→ AIM OF THE EXERCISE: What follows is a listing. Return every line of it exactly.
-------------------------
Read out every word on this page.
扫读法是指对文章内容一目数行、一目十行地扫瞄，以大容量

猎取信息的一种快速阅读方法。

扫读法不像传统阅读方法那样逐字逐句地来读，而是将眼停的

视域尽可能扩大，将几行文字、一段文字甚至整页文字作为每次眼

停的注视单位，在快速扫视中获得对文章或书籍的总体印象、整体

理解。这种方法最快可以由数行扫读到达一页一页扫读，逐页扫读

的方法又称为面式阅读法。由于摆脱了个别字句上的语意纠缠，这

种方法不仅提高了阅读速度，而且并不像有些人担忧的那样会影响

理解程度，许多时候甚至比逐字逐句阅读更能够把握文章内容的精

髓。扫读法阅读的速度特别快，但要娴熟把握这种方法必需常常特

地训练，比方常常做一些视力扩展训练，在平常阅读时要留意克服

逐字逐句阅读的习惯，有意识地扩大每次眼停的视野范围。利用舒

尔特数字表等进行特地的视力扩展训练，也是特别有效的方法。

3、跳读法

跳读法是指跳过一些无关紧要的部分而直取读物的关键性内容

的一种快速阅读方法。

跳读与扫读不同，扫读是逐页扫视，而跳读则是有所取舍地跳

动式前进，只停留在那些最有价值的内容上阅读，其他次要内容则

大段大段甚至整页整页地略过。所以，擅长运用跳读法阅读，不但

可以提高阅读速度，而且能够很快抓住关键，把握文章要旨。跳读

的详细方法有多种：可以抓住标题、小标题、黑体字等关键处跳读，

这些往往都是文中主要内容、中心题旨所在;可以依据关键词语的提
-------------------------
→ WRITTEN RESPONSE:
Read out every word on this page.
扫读法是指对文章内容一目数行、一目十行地扫瞄，以大容量

猎取信息的一种快速阅读方法。

扫读法不像传统阅读方法那样逐字逐句地来读，而是将眼停的

视域尽可能扩大，将几行文字、一段文字甚至整页文字作为每次眼

停的注视单位，在快速扫视中获得对文章或书籍的总体印象、整体

理解。这种方法最快可以由数行扫读到达一页一页扫读，逐页扫读

的方法又称为面式阅读法。由于摆脱了个别字句上的语意纠缠，这

种方法不仅提高了阅读速度，而且并不像有些人担忧的那样会影响

理解程度，许多时候甚至比逐字逐句阅读更能够把握文章内容的精

髓。扫读法阅读的速度特别快，但要娴熟把握这种方法必需常常特

地训练，比方常常做一些视力扩展训练，在平常阅读时要留意克服

逐字逐句阅读的习惯，有意识地扩大每次眼停的视野范围。利用舒

尔特数字表等进行特地的视力扩展训练，也是特别有效的方法。

3、跳读法

跳读法是指跳过一些无关紧要的部分而直取读物的关键性内容

的一种快速阅读方法。

跳读与扫读不同，扫读是逐页扫视，而跳读则是有所取舍地跳

动式前进，只停留在那些最有价值的内容上阅读，其他次要内容则

大段大段甚至整页整页地略过。所以，擅长运用跳读法阅读，不但

可以提高阅读速度，而且能够很快抓住关键，把握文章要旨。跳读

的详细方法有多种：可以抓住标题、小标题、黑体字等关键处跳读，

这些往往都是文中主要内容、中心题旨所在;可以依据关键词语的提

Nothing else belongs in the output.